Task details
Copy the listing verbatim, excluding any images found in it.
>> Start Material for this task
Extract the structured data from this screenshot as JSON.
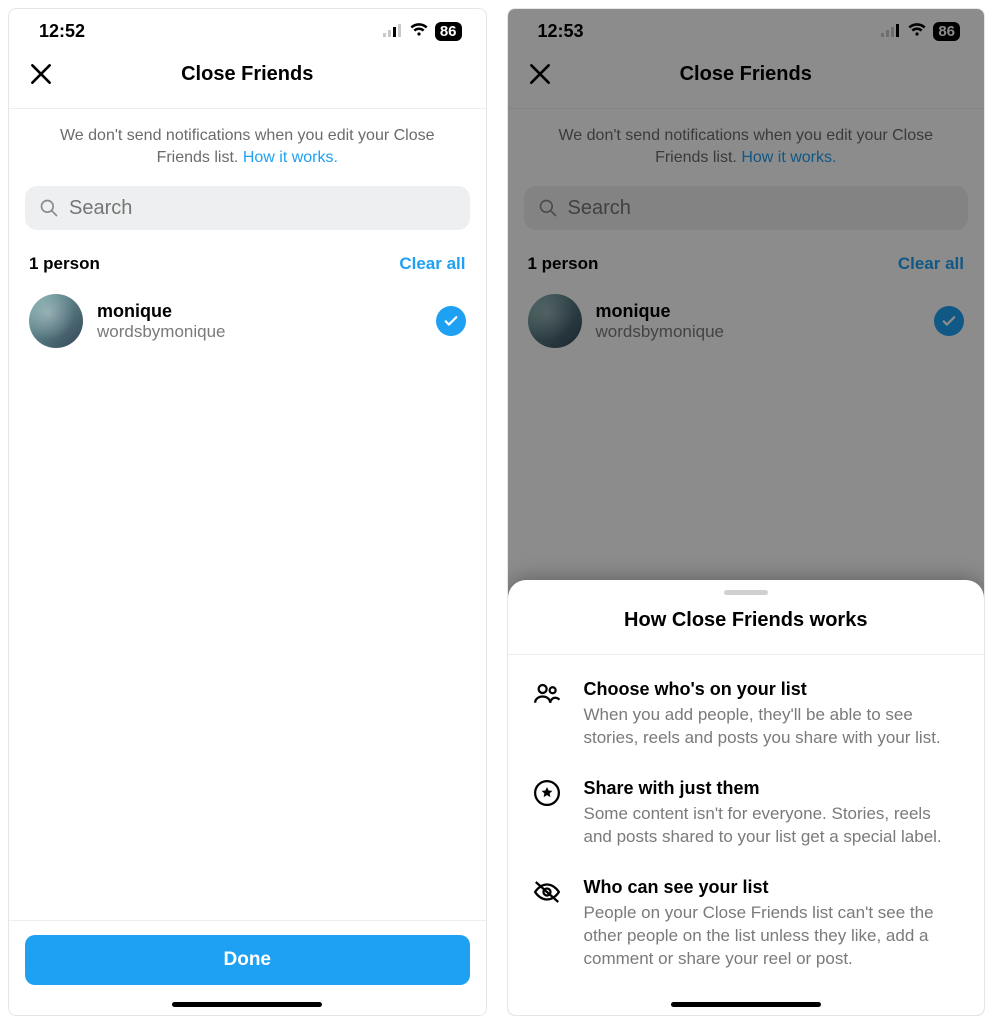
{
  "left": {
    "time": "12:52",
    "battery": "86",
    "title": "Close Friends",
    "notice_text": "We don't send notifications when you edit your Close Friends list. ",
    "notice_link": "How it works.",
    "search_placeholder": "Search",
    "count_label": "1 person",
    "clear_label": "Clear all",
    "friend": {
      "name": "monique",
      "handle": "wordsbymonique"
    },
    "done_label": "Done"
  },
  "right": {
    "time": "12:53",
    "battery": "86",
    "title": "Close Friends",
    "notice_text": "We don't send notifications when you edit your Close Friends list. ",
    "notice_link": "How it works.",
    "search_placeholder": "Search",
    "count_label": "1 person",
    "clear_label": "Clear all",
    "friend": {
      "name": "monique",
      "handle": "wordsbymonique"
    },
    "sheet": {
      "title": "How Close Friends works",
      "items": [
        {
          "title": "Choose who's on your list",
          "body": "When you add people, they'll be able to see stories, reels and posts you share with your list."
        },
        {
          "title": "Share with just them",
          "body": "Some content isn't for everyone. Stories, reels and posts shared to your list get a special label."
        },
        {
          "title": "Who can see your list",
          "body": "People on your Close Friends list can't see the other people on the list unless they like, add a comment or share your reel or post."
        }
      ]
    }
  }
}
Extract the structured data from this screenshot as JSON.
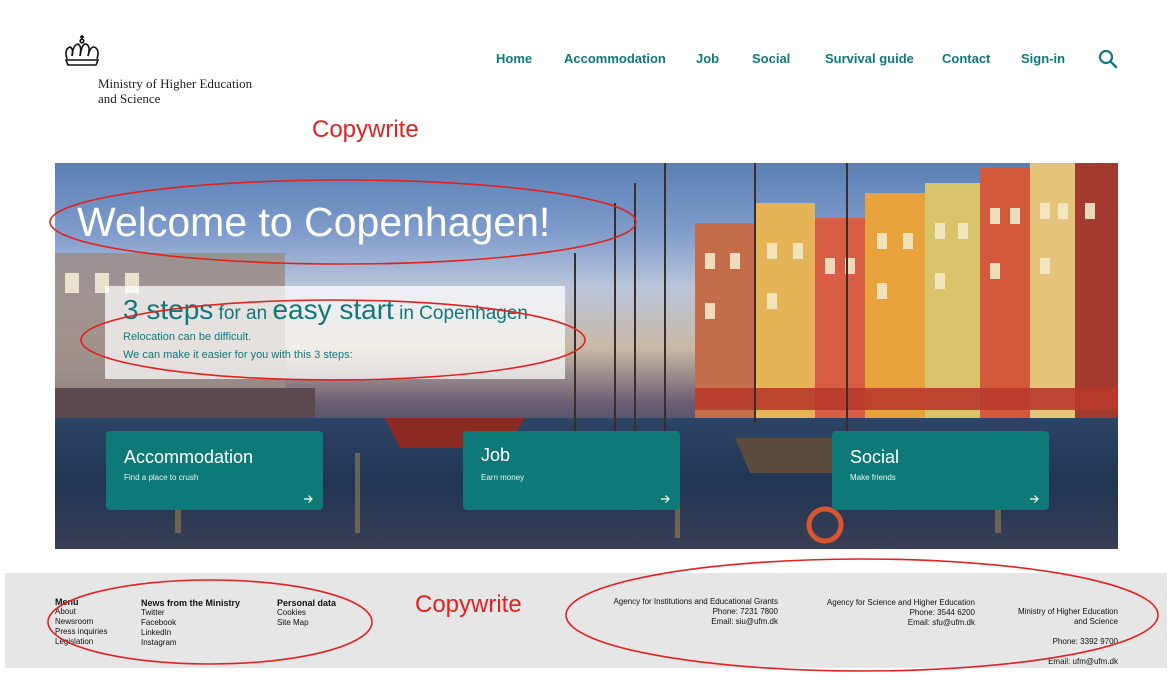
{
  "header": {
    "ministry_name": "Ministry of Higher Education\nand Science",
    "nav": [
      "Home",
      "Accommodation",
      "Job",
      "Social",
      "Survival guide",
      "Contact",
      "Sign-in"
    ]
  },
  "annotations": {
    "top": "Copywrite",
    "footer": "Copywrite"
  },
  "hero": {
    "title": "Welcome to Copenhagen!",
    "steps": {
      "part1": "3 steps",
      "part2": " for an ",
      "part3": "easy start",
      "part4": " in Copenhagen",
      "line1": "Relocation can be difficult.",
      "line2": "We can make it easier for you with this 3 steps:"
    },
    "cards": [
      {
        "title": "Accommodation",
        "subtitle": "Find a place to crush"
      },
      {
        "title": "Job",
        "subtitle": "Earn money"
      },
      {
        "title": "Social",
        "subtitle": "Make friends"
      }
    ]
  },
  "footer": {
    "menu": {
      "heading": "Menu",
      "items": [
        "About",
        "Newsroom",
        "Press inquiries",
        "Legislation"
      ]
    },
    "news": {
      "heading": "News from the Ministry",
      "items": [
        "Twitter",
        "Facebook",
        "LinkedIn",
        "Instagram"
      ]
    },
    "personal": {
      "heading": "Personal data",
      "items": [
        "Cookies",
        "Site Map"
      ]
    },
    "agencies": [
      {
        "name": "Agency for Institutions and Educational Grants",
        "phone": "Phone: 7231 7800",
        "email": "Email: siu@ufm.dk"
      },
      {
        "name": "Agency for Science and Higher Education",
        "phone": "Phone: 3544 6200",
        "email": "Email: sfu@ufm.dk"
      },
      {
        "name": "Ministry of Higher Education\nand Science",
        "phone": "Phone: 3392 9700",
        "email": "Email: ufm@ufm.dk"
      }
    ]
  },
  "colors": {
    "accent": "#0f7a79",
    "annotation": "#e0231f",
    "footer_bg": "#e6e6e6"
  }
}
>> End Material for this task
Exercise result
Extract the structured data from this screenshot as JSON.
{
  "left": {
    "time": "12:52",
    "battery": "86",
    "title": "Close Friends",
    "notice_text": "We don't send notifications when you edit your Close Friends list. ",
    "notice_link": "How it works.",
    "search_placeholder": "Search",
    "count_label": "1 person",
    "clear_label": "Clear all",
    "friend": {
      "name": "monique",
      "handle": "wordsbymonique"
    },
    "done_label": "Done"
  },
  "right": {
    "time": "12:53",
    "battery": "86",
    "title": "Close Friends",
    "notice_text": "We don't send notifications when you edit your Close Friends list. ",
    "notice_link": "How it works.",
    "search_placeholder": "Search",
    "count_label": "1 person",
    "clear_label": "Clear all",
    "friend": {
      "name": "monique",
      "handle": "wordsbymonique"
    },
    "sheet": {
      "title": "How Close Friends works",
      "items": [
        {
          "title": "Choose who's on your list",
          "body": "When you add people, they'll be able to see stories, reels and posts you share with your list."
        },
        {
          "title": "Share with just them",
          "body": "Some content isn't for everyone. Stories, reels and posts shared to your list get a special label."
        },
        {
          "title": "Who can see your list",
          "body": "People on your Close Friends list can't see the other people on the list unless they like, add a comment or share your reel or post."
        }
      ]
    }
  }
}
Extract the structured data from this screenshot as JSON.
{
  "header": {
    "ministry_name": "Ministry of Higher Education\nand Science",
    "nav": [
      "Home",
      "Accommodation",
      "Job",
      "Social",
      "Survival guide",
      "Contact",
      "Sign-in"
    ]
  },
  "annotations": {
    "top": "Copywrite",
    "footer": "Copywrite"
  },
  "hero": {
    "title": "Welcome to Copenhagen!",
    "steps": {
      "part1": "3 steps",
      "part2": " for an ",
      "part3": "easy start",
      "part4": " in Copenhagen",
      "line1": "Relocation can be difficult.",
      "line2": "We can make it easier for you with this 3 steps:"
    },
    "cards": [
      {
        "title": "Accommodation",
        "subtitle": "Find a place to crush"
      },
      {
        "title": "Job",
        "subtitle": "Earn money"
      },
      {
        "title": "Social",
        "subtitle": "Make friends"
      }
    ]
  },
  "footer": {
    "menu": {
      "heading": "Menu",
      "items": [
        "About",
        "Newsroom",
        "Press inquiries",
        "Legislation"
      ]
    },
    "news": {
      "heading": "News from the Ministry",
      "items": [
        "Twitter",
        "Facebook",
        "LinkedIn",
        "Instagram"
      ]
    },
    "personal": {
      "heading": "Personal data",
      "items": [
        "Cookies",
        "Site Map"
      ]
    },
    "agencies": [
      {
        "name": "Agency for Institutions and Educational Grants",
        "phone": "Phone: 7231 7800",
        "email": "Email: siu@ufm.dk"
      },
      {
        "name": "Agency for Science and Higher Education",
        "phone": "Phone: 3544 6200",
        "email": "Email: sfu@ufm.dk"
      },
      {
        "name": "Ministry of Higher Education\nand Science",
        "phone": "Phone: 3392 9700",
        "email": "Email: ufm@ufm.dk"
      }
    ]
  },
  "colors": {
    "accent": "#0f7a79",
    "annotation": "#e0231f",
    "footer_bg": "#e6e6e6"
  }
}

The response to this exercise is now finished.